▶ **EXERCISE GOAL**: Copy, in full, each line of the material that holds the word "xlabel".

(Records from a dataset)
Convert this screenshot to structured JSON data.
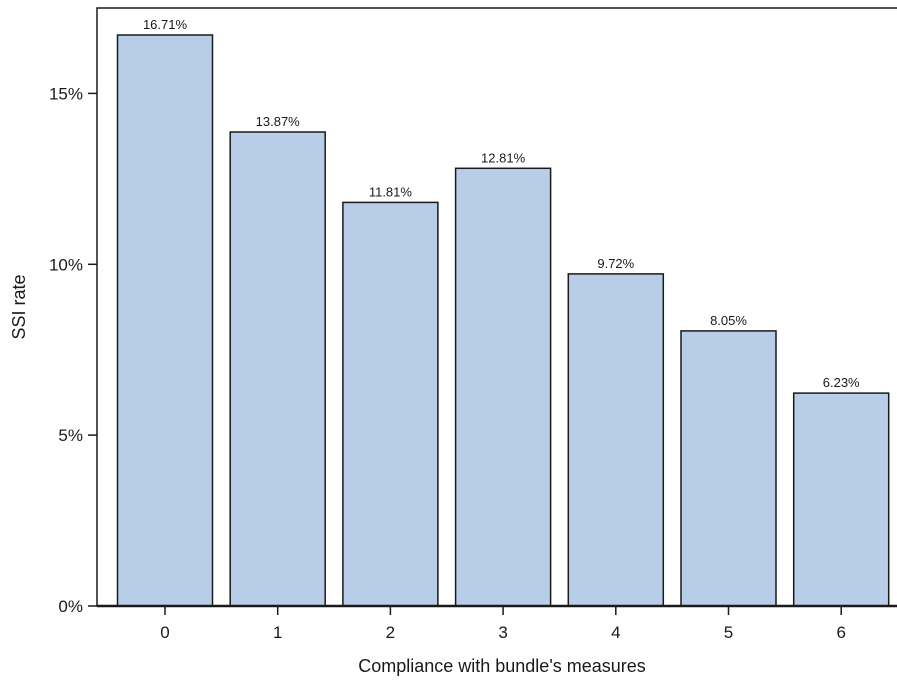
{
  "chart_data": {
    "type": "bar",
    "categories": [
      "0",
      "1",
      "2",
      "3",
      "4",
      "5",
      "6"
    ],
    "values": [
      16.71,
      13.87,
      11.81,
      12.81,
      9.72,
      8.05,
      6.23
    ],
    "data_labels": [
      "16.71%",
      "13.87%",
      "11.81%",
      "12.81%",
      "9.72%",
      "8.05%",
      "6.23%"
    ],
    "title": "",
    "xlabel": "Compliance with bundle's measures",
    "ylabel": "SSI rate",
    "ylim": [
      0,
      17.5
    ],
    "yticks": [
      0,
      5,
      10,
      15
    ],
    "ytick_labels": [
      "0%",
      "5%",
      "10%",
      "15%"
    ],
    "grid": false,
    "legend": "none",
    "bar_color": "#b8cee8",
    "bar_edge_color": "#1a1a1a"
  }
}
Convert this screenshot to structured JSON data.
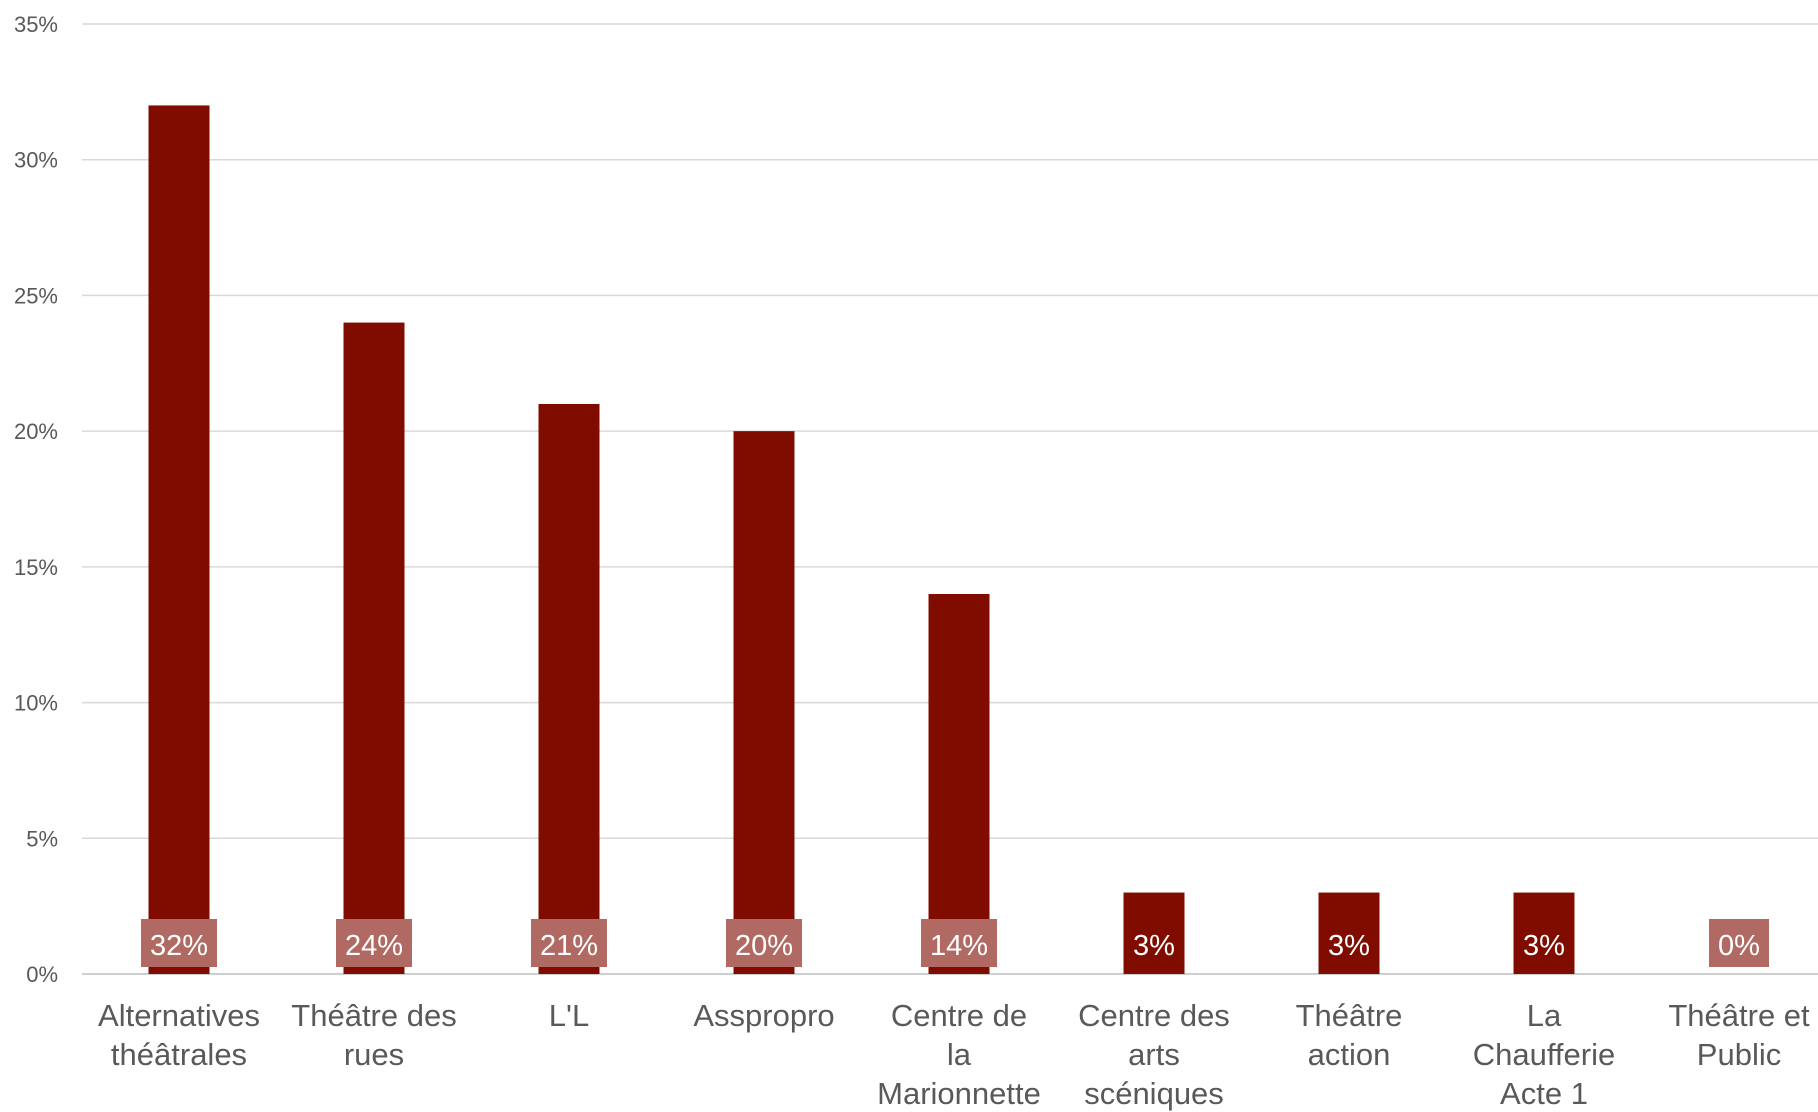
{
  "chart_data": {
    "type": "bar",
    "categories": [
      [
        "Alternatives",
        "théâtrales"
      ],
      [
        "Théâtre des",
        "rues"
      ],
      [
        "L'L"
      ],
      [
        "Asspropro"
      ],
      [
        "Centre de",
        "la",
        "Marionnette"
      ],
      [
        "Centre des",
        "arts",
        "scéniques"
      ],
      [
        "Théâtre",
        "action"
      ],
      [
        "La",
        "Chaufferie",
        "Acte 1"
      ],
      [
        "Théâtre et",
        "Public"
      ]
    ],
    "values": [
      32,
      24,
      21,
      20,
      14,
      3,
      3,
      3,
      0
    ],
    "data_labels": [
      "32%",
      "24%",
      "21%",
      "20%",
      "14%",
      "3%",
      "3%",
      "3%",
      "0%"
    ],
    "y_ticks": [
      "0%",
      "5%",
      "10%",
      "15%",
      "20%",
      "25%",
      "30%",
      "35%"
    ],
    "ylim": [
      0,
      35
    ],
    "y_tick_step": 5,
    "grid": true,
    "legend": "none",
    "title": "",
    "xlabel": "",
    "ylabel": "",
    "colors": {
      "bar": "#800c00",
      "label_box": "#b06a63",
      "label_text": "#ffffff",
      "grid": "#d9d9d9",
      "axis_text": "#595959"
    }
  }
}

==

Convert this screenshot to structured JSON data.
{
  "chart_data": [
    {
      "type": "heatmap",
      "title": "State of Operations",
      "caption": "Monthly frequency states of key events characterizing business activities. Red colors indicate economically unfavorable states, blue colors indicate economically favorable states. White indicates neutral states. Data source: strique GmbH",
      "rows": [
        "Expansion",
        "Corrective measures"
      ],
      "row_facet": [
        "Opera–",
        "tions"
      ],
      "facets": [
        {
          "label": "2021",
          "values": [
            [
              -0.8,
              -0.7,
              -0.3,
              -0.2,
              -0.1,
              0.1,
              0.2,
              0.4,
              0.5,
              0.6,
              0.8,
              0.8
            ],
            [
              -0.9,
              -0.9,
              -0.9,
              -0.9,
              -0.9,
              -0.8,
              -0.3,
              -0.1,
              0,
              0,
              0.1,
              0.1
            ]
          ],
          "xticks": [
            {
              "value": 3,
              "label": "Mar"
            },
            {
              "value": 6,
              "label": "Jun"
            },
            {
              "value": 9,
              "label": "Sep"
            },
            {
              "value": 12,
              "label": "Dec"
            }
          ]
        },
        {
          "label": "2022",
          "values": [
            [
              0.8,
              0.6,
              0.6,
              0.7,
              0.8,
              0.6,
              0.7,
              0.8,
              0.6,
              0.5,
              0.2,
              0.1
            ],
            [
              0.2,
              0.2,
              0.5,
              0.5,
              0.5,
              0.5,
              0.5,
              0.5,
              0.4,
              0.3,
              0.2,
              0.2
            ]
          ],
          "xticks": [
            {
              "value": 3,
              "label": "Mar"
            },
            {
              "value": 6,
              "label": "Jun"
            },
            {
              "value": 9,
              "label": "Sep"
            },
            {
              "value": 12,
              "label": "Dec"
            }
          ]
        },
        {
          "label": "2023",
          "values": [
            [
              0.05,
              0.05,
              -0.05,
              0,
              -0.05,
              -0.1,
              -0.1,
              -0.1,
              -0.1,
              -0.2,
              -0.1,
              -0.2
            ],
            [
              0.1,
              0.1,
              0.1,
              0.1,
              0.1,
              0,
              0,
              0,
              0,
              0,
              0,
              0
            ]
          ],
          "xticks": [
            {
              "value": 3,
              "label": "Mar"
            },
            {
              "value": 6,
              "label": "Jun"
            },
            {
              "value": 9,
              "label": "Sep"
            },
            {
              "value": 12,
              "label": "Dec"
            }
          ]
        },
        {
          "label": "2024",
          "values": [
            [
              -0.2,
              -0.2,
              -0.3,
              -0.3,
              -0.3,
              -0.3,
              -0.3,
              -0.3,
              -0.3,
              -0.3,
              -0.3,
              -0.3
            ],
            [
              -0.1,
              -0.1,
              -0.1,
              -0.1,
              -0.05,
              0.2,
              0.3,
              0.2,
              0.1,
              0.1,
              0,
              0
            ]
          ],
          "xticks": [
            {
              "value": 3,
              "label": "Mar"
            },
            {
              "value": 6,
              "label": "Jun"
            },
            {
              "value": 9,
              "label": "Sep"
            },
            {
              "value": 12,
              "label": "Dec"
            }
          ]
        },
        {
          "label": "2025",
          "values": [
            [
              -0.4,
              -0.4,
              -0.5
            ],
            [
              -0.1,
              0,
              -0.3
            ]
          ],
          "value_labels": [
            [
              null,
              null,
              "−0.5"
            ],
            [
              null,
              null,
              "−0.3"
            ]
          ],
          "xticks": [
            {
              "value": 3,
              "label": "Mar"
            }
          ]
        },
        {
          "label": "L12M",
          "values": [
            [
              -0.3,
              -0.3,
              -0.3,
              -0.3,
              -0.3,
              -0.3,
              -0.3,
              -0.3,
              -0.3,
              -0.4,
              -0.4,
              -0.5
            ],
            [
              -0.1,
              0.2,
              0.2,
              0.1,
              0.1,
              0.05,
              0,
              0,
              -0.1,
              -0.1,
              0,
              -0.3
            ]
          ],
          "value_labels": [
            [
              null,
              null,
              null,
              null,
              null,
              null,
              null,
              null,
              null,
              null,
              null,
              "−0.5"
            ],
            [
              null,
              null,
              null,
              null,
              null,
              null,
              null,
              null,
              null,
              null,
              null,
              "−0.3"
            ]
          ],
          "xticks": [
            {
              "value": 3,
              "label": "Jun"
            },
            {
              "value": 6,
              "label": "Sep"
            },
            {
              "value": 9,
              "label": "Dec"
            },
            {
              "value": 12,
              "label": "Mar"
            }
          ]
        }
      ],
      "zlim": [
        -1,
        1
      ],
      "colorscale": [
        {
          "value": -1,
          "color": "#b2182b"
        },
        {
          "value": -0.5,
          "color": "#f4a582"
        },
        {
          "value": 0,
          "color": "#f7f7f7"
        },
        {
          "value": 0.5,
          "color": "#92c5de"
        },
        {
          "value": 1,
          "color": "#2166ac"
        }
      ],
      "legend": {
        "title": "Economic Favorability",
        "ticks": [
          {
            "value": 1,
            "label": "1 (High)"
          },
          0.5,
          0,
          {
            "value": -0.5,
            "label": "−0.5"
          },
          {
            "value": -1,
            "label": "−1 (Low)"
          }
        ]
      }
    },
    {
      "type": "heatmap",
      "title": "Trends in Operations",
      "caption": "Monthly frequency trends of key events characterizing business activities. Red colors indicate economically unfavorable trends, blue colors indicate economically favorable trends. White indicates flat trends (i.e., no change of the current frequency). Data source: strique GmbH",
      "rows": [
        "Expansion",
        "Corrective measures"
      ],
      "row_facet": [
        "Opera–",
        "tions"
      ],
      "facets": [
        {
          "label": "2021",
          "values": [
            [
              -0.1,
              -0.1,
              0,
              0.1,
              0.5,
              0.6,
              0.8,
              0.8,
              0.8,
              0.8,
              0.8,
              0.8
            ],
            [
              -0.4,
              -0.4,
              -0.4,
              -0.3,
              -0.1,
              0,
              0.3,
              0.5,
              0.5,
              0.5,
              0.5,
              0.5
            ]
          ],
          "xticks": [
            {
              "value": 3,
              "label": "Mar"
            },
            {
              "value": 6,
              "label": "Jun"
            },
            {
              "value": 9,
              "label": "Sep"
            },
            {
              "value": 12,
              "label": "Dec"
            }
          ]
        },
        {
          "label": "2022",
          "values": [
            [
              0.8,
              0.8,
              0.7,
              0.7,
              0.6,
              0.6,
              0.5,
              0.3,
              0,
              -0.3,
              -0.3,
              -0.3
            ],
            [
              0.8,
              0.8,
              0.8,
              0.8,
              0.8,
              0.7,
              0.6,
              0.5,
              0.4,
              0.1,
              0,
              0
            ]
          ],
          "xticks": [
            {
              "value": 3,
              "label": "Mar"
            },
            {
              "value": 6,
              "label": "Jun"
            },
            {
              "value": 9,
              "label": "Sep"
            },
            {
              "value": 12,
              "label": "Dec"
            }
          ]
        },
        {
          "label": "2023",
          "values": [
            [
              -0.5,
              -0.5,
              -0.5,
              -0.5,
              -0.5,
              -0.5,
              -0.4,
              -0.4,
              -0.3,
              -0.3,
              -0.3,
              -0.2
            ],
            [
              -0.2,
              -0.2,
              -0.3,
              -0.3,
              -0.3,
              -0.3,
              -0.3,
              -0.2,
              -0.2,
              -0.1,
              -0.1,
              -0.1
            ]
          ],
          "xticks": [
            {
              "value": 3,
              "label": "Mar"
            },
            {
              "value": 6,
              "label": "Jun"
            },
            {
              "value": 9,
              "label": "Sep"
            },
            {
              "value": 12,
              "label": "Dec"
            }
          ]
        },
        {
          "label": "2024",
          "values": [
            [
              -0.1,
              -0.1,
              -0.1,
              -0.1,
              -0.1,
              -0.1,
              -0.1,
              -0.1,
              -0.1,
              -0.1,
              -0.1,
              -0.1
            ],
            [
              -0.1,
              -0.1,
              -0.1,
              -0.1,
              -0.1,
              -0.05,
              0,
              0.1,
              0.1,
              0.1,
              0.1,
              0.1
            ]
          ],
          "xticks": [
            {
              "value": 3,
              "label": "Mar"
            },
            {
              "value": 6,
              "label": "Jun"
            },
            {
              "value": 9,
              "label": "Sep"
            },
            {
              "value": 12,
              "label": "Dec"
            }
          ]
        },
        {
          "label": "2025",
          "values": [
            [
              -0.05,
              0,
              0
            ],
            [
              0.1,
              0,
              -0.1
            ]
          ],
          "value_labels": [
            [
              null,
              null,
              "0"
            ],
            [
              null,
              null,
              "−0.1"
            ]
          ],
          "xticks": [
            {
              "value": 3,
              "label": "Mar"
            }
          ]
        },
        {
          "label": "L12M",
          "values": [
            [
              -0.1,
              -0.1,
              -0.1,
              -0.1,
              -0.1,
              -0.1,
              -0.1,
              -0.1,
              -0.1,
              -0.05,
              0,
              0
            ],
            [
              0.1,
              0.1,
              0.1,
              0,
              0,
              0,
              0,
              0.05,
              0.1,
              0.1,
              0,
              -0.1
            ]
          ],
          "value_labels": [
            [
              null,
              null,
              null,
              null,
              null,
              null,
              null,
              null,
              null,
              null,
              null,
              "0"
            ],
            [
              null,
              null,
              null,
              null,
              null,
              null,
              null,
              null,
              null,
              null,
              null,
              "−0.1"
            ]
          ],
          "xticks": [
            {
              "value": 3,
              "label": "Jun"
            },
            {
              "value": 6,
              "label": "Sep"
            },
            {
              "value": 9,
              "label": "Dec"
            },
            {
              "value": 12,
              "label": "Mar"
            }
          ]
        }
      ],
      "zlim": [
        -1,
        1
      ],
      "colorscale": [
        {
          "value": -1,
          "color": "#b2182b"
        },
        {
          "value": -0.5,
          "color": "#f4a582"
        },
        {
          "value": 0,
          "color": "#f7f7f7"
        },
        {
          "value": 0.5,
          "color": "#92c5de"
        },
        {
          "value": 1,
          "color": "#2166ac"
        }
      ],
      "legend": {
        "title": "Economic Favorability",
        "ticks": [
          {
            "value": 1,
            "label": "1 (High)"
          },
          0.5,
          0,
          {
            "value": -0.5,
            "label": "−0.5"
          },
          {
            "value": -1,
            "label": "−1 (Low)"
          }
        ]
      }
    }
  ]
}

...

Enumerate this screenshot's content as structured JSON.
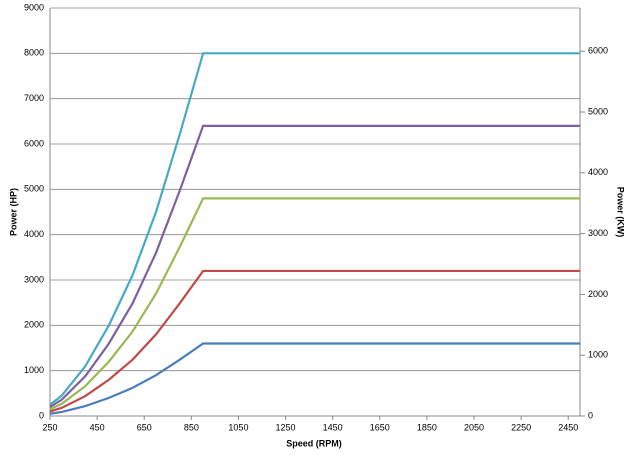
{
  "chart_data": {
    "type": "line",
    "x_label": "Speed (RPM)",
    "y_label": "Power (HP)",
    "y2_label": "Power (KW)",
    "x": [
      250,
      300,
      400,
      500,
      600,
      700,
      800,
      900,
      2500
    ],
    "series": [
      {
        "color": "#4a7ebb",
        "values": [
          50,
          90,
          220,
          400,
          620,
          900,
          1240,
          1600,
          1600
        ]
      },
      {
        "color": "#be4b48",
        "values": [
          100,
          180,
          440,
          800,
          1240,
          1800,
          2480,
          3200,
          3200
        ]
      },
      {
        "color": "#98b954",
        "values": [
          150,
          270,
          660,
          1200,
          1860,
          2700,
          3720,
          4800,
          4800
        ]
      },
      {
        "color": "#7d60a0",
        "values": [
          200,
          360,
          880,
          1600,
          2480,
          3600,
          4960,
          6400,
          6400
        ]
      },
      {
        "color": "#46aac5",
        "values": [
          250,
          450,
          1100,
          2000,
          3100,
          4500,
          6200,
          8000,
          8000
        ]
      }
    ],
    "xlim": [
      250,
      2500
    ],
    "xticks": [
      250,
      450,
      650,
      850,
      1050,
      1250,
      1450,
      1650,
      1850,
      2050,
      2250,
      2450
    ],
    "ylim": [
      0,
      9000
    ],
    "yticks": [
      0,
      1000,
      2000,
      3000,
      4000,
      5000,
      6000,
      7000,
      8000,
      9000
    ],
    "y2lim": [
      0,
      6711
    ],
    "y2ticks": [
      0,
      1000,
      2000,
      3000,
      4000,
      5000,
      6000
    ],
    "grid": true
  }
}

▶ **TASK RESULT**:
    "xlabel": "Compliance with bundle's measures",
    "xlabel": "",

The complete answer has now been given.